» **Task prompt**: Retype every entry below word for word, leaving out the pictures.

» **Input for this task**:

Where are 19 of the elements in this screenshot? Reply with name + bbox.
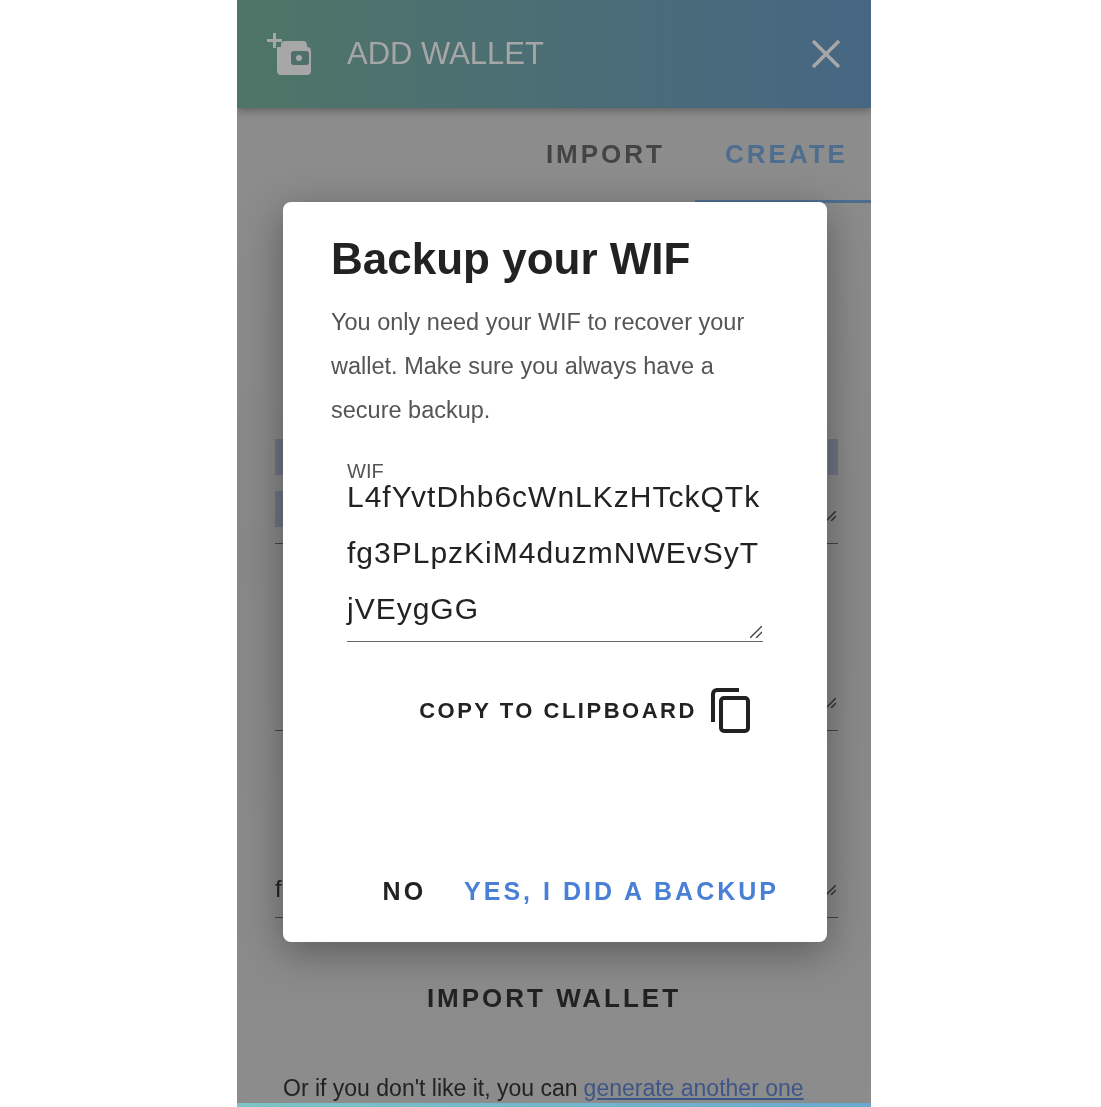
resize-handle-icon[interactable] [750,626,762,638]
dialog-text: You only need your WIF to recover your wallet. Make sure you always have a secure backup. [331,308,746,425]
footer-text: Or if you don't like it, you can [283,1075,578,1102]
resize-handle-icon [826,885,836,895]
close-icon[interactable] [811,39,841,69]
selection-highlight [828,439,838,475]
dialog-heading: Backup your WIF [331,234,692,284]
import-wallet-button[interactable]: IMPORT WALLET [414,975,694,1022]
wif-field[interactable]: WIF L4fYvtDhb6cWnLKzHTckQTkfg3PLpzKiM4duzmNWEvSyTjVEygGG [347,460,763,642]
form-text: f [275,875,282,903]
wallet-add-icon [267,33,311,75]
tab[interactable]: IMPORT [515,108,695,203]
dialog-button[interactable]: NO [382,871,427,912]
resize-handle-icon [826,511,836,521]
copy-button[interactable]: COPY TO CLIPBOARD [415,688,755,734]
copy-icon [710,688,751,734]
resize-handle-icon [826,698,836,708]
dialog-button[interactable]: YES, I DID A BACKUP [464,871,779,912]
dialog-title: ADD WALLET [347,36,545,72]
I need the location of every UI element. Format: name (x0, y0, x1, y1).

» **Exercise result**:
Where are 19 of the elements in this screenshot? Reply with name + bbox.
resize-handle-icon[interactable] [750,626,762,638]
dialog-text: You only need your WIF to recover your wallet. Make sure you always have a secure backup. [331,308,746,425]
footer-text: Or if you don't like it, you can [283,1075,578,1102]
resize-handle-icon [826,885,836,895]
close-icon[interactable] [811,39,841,69]
selection-highlight [828,439,838,475]
dialog-heading: Backup your WIF [331,234,692,284]
import-wallet-button[interactable]: IMPORT WALLET [414,975,694,1022]
wif-field[interactable]: WIF L4fYvtDhb6cWnLKzHTckQTkfg3PLpzKiM4duzmNWEvSyTjVEygGG [347,460,763,642]
form-text: f [275,875,282,903]
wallet-add-icon [267,33,311,75]
tab[interactable]: IMPORT [515,108,695,203]
dialog-button[interactable]: NO [382,871,427,912]
resize-handle-icon [826,511,836,521]
copy-button[interactable]: COPY TO CLIPBOARD [415,688,755,734]
copy-icon [710,688,751,734]
resize-handle-icon [826,698,836,708]
dialog-button[interactable]: YES, I DID A BACKUP [464,871,779,912]
dialog-title: ADD WALLET [347,36,545,72]
I need the location of every UI element. Format: name (x0, y0, x1, y1).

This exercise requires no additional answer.